DOCUMENT EXTRACT:

How Not To Run Customer Service: 2 months of downtime on file a storage site - jasonlbaptiste
http://www.techcrunch.com/2008/06/11/mediamax-deletes-your-files-creates-a-social-network-based-on-storage/

======
lux
Ouch, that sucks for those users...

Jason sneered at the idea of social networking based around storage, but
that's actually not a bad idea. Storage itself is boring, but it's the basis
of any service really. So if you add more than storing, say like sharing,
publishing, and file manipulation (image editing, or Writely perhaps), then
you have something particularly useful in a social context.

For example, say you put a bunch of images up on your storage site and now
you'd like to publish them as a gallery for your family. Wouldn't it be nice
to just select them all and click a "Publish to gallery" button?

Not to toot my own horn, but a previous site of mine did exactly this and
about 10,000 users seemed to really like it at the time (I had to shut it down
though for various reasons, including being a solo founder and trying to run
two company at the same time).

I imagine the future of something like that could be in integrating the
various components out there already now like S3 + Google Docs + publishing to
various social sites. It just seems disjointed that I have to go to separate
websites to access my photos, my calendar, my documents, my friends, etc. and
that none of them really work together yet...

CHALLENGES:
1. In the forum thread on storage-based social networking, rewrite the part that opens with the words containing "For example, say" and closes with "work together yet...", changing "gallery" to "slideshow".
2. According to the forum thread on storage-based social networking, about how many users seemed to like the poster's previous site?
3. Using the forum thread on storage-based social networking, explain why the poster thinks social networking based around storage is not a bad idea.
Nothing in the records is needed for this work.

PROVIDED RECORDS:
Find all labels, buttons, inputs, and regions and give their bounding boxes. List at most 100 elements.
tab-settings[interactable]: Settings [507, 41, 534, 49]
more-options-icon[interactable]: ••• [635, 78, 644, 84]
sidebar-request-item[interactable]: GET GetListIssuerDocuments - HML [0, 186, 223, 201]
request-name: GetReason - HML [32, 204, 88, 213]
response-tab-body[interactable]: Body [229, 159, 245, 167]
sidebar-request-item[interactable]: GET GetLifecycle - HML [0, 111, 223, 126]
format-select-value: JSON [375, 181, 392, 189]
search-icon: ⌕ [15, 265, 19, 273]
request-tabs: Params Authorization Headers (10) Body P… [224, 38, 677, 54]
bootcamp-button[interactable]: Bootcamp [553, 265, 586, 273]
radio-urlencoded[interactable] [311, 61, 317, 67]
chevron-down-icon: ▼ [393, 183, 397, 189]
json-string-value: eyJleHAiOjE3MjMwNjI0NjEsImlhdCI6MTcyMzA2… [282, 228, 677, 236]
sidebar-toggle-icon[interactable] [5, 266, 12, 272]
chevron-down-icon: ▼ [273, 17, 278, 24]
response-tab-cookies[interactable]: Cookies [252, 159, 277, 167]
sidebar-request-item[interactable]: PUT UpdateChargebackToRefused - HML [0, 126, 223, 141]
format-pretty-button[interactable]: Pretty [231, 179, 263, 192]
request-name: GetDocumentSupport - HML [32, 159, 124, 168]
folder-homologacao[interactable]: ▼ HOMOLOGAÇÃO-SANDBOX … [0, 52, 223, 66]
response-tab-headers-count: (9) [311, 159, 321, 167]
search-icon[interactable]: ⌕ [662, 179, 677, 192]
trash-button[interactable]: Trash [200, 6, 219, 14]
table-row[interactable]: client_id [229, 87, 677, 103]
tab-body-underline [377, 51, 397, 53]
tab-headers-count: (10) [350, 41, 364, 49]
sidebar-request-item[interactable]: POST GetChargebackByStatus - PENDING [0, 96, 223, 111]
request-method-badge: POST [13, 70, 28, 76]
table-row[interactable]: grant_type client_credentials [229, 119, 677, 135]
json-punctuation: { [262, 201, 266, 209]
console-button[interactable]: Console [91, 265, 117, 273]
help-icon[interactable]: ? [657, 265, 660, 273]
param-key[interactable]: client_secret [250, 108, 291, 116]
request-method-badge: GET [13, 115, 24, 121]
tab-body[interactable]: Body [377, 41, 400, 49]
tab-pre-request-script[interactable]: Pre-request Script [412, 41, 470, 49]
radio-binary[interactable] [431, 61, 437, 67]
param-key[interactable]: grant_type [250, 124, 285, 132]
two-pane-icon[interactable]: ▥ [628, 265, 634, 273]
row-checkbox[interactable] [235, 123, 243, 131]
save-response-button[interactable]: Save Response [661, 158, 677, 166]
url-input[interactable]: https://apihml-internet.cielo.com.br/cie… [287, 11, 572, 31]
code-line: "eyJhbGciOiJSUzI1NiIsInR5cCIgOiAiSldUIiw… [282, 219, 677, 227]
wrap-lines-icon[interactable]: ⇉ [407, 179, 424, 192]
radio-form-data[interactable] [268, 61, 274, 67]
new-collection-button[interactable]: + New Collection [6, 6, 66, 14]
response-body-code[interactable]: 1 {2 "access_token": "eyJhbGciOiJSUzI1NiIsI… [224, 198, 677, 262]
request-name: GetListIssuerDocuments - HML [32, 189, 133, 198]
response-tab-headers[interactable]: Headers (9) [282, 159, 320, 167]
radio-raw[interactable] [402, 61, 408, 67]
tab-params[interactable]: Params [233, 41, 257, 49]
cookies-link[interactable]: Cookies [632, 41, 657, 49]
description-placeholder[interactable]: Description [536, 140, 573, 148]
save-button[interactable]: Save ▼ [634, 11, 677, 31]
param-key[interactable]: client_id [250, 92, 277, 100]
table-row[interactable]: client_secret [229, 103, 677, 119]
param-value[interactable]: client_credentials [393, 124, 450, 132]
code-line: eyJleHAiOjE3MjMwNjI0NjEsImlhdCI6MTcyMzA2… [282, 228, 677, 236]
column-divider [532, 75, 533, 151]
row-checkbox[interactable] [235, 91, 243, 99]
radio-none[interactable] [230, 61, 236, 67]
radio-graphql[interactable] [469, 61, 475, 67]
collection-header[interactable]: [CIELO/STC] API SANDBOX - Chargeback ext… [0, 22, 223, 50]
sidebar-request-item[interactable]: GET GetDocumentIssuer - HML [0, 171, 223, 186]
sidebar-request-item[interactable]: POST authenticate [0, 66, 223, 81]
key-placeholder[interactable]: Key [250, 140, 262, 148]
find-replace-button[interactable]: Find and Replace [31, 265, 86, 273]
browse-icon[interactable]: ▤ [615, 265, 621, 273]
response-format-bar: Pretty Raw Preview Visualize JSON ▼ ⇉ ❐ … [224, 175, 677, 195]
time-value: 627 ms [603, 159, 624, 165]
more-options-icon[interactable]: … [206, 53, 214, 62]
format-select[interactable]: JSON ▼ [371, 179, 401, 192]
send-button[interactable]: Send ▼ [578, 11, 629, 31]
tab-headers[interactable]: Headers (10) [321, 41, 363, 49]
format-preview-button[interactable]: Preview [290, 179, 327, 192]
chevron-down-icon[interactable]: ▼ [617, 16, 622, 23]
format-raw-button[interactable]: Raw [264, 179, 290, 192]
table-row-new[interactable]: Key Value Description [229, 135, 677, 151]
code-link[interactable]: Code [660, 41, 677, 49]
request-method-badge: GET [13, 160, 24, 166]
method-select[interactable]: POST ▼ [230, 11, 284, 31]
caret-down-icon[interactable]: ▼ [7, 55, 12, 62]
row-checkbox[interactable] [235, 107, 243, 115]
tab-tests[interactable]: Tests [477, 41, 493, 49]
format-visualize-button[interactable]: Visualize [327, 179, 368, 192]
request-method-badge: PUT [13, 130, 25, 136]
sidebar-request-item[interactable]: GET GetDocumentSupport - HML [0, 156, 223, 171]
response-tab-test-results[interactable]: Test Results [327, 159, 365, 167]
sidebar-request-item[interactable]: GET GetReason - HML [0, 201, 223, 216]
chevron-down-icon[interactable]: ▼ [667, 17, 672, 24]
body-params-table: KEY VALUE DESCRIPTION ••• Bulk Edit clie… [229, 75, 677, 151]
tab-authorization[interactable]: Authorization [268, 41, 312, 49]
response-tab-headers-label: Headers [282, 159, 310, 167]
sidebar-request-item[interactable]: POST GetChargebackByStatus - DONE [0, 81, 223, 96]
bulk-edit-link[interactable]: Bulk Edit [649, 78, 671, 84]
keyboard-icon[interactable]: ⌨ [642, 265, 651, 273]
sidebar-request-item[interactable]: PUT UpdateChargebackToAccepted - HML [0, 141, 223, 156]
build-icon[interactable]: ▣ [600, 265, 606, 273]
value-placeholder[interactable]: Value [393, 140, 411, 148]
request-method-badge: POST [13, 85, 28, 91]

ANSWERS TO THE TASKS:
1.
For example, say you put a bunch of images up on your storage site and now
you'd like to publish them as a slideshow for your family. Wouldn't it be nice
to just select them all and click a "Publish to slideshow" button?

Not to toot my own horn, but a previous site of mine did exactly this and
about 10,000 users seemed to really like it at the time (I had to shut it down
though for various reasons, including being a solo founder and trying to run
two company at the same time).

I imagine the future of something like that could be in integrating the
various components out there already now like S3 + Google Docs + publishing to
various social sites. It just seems disjointed that I have to go to separate
websites to access my photos, my calendar, my documents, my friends, etc. and
that none of them really work together yet...

2. About 10,000 users.

3. Storage alone is boring, but it is the basis of any service. If sharing, publishing, and file manipulation are added to storing, the result is particularly useful in a social context.